-- START OF DATASET ROWS --

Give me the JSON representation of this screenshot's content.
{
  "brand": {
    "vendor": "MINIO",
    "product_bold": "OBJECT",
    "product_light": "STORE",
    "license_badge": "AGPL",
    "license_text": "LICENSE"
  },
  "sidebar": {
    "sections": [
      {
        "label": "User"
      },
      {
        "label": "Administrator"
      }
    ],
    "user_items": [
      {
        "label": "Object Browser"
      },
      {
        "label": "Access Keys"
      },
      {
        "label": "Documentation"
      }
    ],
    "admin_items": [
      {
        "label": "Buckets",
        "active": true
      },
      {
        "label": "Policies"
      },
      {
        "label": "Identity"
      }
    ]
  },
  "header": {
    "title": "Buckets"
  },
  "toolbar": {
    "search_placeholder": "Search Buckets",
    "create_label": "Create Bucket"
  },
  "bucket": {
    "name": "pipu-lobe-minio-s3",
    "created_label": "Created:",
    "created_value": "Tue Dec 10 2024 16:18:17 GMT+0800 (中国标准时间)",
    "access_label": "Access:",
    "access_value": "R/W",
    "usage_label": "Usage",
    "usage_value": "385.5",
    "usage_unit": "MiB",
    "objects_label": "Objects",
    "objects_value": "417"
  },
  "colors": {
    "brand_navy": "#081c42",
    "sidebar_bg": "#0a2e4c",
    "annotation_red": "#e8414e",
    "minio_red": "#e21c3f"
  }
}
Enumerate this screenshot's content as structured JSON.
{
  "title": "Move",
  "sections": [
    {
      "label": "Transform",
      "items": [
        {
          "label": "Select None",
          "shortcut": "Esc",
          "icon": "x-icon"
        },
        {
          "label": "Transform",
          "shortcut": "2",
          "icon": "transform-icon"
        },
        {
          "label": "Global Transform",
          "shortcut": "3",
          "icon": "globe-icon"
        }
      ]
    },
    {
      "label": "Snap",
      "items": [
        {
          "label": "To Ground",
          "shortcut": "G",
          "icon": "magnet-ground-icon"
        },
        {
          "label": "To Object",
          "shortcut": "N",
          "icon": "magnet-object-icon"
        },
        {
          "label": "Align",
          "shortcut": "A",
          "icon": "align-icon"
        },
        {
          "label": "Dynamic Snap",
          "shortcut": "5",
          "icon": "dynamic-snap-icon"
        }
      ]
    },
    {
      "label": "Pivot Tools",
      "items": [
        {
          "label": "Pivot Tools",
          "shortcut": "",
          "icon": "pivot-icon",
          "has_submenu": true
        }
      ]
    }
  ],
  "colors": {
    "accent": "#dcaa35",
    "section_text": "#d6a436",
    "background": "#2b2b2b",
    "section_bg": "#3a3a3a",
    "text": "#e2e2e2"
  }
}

-- END OF DATASET ROWS --

_WHAT YOU ARE ASKED TO DO_
From the data above, count the lines where "content" occurs and give that figure and nothing else.

_OUTPUT FOR THIS TASK_
2